*DATA EXCERPTS*
---

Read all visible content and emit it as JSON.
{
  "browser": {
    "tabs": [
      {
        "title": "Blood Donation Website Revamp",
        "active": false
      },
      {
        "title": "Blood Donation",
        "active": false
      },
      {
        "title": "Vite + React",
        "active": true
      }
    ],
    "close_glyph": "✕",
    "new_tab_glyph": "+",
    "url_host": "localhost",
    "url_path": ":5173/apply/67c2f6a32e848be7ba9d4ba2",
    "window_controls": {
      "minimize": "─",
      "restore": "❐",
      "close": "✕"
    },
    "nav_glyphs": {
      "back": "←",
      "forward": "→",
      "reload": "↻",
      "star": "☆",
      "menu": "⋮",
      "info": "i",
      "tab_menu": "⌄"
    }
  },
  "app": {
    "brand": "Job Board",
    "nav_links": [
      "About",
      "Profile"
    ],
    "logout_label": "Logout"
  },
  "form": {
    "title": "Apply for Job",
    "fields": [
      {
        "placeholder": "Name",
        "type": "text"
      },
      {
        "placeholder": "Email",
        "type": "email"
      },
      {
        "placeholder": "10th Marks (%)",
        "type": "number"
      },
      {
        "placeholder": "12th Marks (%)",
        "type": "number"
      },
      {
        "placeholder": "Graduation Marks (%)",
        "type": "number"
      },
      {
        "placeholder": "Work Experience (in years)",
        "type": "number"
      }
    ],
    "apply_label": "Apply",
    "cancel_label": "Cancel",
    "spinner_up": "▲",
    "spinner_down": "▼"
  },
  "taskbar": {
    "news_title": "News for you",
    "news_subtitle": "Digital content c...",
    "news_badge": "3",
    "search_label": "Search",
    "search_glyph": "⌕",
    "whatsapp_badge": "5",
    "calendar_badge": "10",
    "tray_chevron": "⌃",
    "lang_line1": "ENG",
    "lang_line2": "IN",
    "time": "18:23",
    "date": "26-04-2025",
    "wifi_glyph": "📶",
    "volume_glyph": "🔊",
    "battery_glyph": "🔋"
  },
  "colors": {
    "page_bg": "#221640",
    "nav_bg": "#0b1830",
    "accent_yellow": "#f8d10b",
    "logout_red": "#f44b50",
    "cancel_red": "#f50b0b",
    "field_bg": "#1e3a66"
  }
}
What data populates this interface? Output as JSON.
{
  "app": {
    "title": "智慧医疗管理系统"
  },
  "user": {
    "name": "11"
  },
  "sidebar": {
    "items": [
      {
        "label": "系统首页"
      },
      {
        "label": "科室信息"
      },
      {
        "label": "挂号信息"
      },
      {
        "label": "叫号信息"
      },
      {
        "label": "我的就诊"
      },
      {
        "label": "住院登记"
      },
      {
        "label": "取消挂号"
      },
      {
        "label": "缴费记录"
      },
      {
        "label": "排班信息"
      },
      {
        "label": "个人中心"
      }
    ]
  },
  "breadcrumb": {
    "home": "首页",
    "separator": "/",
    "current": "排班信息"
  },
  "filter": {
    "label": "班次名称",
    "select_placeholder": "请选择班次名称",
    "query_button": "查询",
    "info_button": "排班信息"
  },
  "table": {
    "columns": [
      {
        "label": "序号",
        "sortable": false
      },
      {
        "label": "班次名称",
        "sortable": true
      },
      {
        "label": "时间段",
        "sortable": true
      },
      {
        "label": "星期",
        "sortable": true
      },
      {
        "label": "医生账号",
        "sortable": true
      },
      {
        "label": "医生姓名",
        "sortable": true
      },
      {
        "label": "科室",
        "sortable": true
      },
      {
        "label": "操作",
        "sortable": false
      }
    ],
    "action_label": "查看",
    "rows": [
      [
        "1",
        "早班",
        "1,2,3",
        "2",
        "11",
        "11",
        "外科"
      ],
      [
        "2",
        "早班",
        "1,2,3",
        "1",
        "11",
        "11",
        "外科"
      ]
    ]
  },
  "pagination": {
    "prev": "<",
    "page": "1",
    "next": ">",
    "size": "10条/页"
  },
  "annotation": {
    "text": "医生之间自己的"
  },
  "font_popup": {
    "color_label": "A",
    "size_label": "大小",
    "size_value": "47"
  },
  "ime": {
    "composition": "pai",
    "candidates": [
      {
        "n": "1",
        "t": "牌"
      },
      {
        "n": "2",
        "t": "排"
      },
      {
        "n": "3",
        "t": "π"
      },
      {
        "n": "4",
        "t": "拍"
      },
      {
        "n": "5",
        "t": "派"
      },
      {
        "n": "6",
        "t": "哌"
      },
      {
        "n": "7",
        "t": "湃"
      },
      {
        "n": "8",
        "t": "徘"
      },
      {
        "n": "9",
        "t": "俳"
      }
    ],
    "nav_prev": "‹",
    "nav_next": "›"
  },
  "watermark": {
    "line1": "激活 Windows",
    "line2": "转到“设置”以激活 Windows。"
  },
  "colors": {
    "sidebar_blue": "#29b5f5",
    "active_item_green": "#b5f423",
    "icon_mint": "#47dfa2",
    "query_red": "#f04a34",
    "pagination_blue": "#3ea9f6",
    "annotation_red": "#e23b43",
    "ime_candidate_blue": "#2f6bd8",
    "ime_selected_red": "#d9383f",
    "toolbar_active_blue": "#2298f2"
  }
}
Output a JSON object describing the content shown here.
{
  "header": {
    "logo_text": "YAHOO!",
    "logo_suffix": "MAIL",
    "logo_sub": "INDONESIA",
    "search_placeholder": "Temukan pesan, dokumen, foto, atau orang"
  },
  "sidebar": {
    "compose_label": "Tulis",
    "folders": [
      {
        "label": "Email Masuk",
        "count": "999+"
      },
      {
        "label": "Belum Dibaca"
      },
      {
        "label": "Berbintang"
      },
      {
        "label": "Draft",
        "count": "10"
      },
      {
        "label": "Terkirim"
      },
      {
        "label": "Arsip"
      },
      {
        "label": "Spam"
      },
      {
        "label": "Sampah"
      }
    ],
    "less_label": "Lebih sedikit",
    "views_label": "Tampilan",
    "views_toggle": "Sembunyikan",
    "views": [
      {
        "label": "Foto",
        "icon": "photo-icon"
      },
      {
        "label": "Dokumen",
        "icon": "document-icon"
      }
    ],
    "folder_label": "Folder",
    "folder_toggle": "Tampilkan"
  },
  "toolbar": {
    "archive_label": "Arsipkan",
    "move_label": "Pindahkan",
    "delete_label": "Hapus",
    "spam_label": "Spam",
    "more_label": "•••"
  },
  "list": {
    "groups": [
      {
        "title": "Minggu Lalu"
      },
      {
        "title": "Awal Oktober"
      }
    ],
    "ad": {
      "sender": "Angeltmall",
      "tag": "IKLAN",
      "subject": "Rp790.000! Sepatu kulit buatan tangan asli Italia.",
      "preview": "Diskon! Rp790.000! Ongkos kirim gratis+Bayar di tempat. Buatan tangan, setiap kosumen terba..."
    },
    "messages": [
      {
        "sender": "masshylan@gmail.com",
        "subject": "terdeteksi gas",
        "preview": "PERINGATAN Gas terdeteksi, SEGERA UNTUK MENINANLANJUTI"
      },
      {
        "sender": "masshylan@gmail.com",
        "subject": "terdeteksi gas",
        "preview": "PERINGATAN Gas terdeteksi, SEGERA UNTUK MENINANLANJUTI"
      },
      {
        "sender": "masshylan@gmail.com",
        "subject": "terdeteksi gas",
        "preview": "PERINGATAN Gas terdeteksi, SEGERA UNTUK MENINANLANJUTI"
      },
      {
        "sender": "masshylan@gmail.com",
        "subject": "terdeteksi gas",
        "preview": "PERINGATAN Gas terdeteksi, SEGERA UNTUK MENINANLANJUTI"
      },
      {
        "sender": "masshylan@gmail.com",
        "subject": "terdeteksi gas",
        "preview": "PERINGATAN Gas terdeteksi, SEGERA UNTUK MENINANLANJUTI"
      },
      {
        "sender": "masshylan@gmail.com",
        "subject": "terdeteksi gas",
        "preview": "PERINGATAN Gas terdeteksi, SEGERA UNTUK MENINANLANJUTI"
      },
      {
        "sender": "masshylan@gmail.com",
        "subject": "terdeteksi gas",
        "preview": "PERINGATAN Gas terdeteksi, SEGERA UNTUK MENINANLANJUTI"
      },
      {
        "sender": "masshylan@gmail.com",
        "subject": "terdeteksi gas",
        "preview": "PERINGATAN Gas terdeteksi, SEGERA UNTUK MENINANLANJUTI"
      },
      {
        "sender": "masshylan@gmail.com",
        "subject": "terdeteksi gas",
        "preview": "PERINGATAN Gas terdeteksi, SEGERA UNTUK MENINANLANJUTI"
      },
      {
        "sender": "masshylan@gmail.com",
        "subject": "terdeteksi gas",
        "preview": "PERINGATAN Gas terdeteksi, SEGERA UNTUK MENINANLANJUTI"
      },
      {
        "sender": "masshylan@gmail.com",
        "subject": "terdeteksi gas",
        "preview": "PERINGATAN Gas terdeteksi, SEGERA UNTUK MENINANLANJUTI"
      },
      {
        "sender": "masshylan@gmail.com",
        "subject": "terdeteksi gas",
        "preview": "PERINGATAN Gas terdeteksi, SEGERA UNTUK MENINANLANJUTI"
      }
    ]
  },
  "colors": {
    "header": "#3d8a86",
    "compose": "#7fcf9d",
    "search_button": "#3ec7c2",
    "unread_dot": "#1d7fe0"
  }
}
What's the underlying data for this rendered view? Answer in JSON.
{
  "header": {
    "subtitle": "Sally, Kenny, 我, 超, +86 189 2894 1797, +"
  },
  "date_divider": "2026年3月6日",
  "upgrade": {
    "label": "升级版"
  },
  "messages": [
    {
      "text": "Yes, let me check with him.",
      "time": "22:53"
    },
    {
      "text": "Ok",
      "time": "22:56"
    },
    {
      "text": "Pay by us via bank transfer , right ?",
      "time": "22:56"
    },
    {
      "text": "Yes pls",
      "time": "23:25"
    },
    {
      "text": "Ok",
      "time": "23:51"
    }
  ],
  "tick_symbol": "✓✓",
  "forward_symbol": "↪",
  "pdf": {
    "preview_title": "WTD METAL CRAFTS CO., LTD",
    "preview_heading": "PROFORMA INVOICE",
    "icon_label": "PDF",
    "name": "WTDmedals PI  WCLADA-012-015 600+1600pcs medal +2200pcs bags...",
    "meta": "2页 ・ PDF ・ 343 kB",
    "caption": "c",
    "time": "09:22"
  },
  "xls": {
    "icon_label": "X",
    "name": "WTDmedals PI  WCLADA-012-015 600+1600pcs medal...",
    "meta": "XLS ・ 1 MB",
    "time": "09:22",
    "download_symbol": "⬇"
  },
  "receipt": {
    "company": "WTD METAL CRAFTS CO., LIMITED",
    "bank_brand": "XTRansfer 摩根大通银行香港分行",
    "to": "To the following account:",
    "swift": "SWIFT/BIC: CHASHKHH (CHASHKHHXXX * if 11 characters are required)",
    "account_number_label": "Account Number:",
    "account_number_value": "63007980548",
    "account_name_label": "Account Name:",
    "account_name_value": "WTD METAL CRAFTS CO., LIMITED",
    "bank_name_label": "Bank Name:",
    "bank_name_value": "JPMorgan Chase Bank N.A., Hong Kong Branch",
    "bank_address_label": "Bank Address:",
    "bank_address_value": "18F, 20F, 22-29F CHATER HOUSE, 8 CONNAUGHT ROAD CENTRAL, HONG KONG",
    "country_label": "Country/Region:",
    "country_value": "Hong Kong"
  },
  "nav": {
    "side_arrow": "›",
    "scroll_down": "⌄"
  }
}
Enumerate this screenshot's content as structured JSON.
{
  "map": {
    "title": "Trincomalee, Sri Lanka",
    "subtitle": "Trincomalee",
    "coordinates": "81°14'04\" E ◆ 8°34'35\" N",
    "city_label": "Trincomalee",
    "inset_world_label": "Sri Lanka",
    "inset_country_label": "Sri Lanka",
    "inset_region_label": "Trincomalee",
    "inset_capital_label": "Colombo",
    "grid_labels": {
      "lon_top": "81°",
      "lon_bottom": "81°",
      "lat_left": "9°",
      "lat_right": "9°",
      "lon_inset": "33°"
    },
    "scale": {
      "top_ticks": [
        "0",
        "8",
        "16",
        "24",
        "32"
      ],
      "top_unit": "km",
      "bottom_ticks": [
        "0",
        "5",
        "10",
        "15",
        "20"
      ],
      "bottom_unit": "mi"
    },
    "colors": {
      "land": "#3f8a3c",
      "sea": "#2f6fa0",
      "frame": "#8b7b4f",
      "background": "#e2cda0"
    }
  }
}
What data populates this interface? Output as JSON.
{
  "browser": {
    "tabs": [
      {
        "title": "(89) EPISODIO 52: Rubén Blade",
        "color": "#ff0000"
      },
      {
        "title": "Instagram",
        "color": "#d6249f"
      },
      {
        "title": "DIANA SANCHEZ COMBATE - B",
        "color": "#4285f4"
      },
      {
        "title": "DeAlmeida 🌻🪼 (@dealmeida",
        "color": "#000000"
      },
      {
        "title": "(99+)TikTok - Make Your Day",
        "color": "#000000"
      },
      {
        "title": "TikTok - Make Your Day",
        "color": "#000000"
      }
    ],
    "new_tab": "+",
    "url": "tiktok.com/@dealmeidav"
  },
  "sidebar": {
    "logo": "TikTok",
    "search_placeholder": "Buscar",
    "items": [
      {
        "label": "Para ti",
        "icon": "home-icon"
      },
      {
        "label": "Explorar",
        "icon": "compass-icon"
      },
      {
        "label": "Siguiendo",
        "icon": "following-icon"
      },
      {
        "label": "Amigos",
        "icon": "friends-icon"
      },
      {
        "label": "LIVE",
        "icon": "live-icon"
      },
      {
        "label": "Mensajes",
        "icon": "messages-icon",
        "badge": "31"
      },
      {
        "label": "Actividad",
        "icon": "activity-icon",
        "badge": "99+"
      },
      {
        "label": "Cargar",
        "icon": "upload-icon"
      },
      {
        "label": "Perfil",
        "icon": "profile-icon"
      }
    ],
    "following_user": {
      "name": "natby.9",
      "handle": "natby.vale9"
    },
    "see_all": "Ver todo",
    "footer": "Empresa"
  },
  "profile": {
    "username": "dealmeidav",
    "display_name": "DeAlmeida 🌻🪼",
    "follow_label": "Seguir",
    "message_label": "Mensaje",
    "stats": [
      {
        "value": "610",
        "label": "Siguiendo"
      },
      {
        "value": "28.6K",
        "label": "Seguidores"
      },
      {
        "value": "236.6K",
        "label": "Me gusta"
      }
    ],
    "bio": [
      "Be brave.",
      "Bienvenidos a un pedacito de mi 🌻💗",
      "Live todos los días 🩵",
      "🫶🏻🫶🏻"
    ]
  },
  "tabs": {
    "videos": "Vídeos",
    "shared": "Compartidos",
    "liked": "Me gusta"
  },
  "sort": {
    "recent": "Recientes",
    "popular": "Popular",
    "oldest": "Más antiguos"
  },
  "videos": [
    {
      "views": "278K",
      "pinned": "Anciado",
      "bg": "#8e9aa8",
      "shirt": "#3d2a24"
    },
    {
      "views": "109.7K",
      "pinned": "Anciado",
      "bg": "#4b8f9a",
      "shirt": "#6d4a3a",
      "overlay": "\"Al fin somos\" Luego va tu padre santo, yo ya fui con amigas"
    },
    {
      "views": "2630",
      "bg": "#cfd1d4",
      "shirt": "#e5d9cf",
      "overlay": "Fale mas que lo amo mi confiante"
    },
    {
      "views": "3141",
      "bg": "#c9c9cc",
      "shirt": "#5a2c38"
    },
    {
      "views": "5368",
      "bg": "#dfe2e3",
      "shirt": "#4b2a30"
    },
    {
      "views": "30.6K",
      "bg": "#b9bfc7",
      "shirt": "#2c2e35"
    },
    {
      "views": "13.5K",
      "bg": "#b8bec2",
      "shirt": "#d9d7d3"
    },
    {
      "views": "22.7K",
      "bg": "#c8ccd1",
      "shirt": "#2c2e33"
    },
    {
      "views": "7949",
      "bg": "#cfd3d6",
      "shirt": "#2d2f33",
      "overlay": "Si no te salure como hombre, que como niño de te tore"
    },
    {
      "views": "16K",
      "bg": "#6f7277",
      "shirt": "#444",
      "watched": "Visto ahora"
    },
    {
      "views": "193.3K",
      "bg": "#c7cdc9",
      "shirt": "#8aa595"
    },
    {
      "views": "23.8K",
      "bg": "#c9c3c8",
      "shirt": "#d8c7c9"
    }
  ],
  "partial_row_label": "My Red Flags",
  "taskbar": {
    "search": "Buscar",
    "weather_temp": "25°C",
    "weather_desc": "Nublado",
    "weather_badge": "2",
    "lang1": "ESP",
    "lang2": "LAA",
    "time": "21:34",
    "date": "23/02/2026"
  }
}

---

Show the lines of the material that contain the word "this".

What data populates this interface? Output as JSON.
What's the underlying data for this rendered view? Answer in JSON.
Enumerate this screenshot's content as structured JSON.
What data populates this interface? Output as JSON.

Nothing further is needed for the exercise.